DO THIS: Return only the number of lines in the entries below that hold the word "strony".

Rows from a dataset:
--- Start ---

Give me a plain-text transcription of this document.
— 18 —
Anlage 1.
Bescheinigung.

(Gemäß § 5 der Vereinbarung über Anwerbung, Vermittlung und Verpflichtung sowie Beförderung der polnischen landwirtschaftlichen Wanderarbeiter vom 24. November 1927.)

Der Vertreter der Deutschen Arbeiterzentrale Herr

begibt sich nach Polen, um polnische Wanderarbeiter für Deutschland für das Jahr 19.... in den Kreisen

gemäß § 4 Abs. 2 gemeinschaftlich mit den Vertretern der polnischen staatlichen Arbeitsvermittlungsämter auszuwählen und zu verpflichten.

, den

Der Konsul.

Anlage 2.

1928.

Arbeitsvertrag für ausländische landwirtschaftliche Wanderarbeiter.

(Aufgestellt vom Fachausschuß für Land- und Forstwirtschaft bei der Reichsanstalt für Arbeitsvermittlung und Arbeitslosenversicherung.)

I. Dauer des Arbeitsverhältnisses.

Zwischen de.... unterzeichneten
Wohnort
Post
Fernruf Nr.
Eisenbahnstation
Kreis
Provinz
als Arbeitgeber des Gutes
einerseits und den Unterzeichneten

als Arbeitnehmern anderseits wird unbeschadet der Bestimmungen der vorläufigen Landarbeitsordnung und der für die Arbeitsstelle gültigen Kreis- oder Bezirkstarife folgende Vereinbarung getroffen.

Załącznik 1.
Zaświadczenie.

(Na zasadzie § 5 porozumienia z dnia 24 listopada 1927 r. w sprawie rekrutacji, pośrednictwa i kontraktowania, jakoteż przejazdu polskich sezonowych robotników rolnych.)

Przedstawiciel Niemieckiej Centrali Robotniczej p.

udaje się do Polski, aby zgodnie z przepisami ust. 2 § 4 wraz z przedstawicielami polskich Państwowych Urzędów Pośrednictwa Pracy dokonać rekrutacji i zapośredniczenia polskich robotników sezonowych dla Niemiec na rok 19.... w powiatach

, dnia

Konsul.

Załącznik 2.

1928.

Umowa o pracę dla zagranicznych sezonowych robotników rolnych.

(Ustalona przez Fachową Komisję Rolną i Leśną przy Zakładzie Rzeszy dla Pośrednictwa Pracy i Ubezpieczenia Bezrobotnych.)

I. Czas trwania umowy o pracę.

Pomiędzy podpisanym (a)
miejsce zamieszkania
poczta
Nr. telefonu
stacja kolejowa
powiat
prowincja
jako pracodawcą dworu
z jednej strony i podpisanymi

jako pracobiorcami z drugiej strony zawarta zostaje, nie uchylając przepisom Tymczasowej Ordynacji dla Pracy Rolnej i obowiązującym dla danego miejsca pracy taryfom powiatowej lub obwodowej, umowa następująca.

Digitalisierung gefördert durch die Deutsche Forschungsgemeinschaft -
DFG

--- End ---

SOLUTION FOR THIS PROBLEM: 2